DOCUMENT EXTRACT

# Messing in the night



## xxxxxxxxhantsmummy (Mar 12, 2012)

My 12 week old pup is doing quite well toilet training during the day but nights are a nightmare!!! We have had 3 nights in last 4 weeks with no accidents but most mornings I come down to 3 or 4 poos??? I put her out around 11.30 and she wees and poos, her last feed is 5.30 pm. Help please!!! X


----------



## kendal (Jul 16, 2009)

I would stil be.getting up with her in the middle of the night she obviasly still cant proerly hold it over night. .

what is she fed on?

did you do anything different on the days where she didnt mess.


----------



## xxxxxxxxhantsmummy (Mar 12, 2012)

I don't do anything different , I used to get up in night but she messed before I got down so
I don't do it anymore. She is on natures best raw diet!


----------



## tessybear (May 1, 2011)

What time do you get up to her in the mornings? I put mine out at midnight and up again at 5 a.m- I couldn't face getting up in the middle of the night. Fortunately I never had one messy crate with either of them.


----------



## xxxxxxxxhantsmummy (Mar 12, 2012)

(Collected data)
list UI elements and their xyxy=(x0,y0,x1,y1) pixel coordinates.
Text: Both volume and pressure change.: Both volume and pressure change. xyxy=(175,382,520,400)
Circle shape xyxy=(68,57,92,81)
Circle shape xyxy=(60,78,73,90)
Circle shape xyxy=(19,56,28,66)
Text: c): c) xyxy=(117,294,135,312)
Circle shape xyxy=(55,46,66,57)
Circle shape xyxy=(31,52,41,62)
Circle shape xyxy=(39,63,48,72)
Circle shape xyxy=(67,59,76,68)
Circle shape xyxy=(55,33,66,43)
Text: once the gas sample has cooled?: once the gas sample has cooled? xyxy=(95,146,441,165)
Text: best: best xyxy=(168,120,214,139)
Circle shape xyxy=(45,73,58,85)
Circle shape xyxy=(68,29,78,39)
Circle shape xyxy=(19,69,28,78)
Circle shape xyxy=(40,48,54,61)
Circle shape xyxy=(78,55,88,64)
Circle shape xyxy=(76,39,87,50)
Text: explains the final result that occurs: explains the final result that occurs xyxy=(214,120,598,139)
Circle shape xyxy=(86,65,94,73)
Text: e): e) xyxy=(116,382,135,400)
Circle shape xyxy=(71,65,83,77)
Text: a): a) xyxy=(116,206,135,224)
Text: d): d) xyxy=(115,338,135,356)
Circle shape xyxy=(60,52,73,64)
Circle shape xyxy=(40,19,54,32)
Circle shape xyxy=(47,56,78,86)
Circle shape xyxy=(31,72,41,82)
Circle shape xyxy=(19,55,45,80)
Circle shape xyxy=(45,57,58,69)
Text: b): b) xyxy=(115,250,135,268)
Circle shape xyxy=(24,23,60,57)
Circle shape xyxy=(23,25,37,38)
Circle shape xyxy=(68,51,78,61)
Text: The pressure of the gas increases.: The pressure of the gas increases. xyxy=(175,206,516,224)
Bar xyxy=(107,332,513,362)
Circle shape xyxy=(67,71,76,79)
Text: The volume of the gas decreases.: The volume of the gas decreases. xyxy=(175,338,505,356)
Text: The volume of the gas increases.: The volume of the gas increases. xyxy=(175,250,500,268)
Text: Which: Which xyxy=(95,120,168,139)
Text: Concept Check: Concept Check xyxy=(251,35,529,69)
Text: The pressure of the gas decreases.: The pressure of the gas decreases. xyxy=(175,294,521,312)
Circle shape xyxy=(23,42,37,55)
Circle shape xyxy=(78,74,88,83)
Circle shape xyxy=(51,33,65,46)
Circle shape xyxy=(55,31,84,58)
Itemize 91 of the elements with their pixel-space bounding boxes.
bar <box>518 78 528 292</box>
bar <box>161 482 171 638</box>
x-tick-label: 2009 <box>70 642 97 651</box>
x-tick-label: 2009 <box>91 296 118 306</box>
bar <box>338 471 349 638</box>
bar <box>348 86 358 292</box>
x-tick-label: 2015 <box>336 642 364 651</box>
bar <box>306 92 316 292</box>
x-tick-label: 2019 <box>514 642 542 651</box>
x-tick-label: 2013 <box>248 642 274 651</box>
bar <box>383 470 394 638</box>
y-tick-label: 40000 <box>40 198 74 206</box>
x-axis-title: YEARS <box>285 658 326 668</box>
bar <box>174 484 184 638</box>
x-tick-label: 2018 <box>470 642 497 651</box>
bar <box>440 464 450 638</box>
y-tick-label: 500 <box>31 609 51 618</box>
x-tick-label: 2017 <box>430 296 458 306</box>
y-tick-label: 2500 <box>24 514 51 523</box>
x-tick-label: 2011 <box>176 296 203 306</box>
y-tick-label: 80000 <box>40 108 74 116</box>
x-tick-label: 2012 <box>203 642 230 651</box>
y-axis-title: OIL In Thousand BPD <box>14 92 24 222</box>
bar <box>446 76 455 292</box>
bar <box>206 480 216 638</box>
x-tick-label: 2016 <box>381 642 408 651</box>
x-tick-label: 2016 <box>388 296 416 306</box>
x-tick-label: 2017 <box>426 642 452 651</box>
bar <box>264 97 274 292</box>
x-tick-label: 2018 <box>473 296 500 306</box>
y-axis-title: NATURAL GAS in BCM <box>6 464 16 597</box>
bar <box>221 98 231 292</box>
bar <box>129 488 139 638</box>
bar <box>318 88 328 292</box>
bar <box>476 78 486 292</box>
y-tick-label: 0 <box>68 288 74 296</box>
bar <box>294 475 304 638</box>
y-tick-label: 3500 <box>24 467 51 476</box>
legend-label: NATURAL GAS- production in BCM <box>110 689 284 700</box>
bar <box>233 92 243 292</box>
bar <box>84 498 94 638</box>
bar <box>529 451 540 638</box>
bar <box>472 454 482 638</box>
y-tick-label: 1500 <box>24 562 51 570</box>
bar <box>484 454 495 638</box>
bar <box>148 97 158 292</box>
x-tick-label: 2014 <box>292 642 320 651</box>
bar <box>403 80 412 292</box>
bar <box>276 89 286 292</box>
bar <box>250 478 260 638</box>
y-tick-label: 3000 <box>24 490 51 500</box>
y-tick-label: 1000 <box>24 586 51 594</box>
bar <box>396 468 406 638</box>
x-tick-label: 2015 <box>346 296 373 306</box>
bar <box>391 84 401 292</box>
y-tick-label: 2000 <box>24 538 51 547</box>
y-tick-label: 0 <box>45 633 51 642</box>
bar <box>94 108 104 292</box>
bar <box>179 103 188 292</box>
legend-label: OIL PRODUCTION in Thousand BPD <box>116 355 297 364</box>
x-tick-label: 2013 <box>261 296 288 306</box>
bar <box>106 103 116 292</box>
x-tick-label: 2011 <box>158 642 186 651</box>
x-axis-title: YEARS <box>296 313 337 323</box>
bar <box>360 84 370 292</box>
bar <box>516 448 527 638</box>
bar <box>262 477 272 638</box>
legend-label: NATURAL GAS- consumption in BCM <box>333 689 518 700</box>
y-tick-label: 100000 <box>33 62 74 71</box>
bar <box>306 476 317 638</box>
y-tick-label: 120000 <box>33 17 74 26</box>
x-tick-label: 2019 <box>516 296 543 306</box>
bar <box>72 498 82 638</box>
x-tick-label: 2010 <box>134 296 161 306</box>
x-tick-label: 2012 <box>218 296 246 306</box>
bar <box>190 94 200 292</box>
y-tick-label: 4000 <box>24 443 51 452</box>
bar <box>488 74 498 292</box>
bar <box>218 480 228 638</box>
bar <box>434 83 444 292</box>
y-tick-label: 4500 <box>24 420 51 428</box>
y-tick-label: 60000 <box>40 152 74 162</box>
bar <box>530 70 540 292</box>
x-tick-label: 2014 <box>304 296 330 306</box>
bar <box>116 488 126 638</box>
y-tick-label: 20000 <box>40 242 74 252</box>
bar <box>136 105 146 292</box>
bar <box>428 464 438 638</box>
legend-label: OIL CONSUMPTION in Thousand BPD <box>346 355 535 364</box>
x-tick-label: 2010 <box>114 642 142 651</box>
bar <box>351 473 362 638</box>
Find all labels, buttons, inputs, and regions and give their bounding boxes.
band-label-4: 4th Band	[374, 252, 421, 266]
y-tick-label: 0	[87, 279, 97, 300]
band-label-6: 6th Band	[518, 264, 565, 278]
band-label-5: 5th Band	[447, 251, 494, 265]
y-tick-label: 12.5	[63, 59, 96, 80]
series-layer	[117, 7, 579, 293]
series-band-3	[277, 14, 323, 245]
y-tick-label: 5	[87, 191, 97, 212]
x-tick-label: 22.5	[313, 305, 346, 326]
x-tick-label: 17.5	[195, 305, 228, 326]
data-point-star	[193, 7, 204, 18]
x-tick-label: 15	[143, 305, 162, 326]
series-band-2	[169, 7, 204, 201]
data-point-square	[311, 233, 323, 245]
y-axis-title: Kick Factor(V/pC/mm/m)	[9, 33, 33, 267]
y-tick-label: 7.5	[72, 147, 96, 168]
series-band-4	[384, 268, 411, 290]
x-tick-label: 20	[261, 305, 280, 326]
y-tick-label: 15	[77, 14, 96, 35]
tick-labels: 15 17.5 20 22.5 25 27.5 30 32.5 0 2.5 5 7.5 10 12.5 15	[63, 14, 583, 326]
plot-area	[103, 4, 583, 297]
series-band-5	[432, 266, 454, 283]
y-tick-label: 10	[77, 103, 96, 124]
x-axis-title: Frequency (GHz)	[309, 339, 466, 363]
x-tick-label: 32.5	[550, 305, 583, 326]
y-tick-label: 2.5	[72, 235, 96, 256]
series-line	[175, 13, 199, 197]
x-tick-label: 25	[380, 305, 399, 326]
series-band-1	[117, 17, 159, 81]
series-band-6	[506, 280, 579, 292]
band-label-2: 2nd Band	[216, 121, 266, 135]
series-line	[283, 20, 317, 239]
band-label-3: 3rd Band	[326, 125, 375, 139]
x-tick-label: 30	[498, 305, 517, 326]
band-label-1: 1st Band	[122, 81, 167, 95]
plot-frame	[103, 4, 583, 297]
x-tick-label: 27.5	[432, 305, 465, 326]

EXERCISE REQUIREMENTS
(a) In the forum thread about a puppy messing at night, what food is the pup fed?
(b) Extend the forum thread about a puppy messing at night, picking up after its last line.

IN RESPONSE
(a) She is on natures best raw diet.

(b)
I started her in crate for first week and she messed in it when I came down at 2.30 and then again when I came down at 6. I get up with her about 6. I understand one poo but 3 or 4????? She is no longer in crate and has run of conservatory. She rarely has wee accidents in night, just the other!!!! X


----------



## tessybear (May 1, 2011)

Oh dear, 3 or 4 sounds rather excessive! Maybe give her her last feed a bit earlier?


----------



## xxxxxxxxhantsmummy (Mar 12, 2012)

What time is the earliest to give last feed? I don't want her to be hungry!!!!


----------



## tessybear (May 1, 2011)

She is still pretty young still but mine had their last meal at 4. They were always hungry around 4. I gave them a chicken wing as well as their food so it was quite a large meal. They didn't appear to be hungry after that.


----------



## Turi (Jun 28, 2011)

How about taking her for a little walk before bed? Might get things moving if you know what I mean! And that way she'll empty her bowels before bedtime?


----------



## xxxxxxxxhantsmummy (Mar 12, 2012)

She does go before bedtime, about 11.30 that's why I'm confused!!!


----------



## Turi (Jun 28, 2011)

Oh... In which case I'm stumped. However... 

You mentioned she's on Natures Best Raw Diet. 

Do you mean this one? http://www.hillspet.com/natures-best/canine-discover.html. The ingredients can be found here: http://www.hillspet.com/products/sd-canine-natures-best-chicken-and-brown-rice-dinner-puppy-dry.html.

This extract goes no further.